======== Information supplied

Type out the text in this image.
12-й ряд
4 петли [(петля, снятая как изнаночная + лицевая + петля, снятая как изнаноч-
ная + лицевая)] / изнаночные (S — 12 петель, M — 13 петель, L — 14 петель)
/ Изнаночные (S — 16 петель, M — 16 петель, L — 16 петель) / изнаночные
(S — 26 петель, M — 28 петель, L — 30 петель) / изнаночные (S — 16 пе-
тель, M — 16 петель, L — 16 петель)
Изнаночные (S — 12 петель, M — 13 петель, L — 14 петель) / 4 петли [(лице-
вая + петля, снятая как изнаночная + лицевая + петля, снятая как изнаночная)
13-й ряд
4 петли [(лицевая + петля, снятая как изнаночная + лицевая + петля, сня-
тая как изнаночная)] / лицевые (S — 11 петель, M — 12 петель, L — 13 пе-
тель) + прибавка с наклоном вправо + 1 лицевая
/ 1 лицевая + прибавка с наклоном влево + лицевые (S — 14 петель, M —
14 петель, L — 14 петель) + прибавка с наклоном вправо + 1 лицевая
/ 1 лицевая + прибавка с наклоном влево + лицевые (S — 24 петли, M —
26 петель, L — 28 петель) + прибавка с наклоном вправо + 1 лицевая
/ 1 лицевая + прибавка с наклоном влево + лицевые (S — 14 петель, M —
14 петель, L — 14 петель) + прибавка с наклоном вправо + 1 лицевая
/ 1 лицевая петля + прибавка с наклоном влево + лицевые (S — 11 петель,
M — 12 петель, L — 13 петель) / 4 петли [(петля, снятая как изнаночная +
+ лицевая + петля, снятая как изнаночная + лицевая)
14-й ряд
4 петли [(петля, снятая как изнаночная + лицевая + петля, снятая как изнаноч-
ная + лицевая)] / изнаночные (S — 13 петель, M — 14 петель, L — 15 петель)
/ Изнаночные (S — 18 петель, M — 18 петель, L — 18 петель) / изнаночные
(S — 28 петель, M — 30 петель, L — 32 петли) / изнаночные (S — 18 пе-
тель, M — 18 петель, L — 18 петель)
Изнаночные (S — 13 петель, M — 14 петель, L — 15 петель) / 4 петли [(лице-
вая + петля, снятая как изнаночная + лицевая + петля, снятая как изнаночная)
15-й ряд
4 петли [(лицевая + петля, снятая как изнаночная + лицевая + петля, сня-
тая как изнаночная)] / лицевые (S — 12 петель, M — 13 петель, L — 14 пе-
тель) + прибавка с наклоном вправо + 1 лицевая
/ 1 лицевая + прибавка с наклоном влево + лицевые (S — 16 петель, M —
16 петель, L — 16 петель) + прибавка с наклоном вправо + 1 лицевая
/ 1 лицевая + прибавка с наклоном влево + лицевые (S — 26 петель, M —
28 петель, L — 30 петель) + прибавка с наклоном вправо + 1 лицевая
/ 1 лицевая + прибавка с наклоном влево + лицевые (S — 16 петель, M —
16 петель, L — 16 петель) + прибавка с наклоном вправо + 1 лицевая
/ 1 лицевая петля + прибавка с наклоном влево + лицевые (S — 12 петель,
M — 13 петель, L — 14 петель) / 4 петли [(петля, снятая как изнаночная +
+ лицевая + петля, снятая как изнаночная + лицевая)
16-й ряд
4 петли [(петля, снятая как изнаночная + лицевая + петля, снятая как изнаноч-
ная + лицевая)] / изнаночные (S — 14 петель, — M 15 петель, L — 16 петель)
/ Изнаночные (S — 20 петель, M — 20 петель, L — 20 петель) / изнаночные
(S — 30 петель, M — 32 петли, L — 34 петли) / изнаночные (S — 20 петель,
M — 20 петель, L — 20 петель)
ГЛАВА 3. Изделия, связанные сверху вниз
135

================

What is expected
Each line that contains the word "лицевые" counts toward the total; give only that total.

Answer to the task
10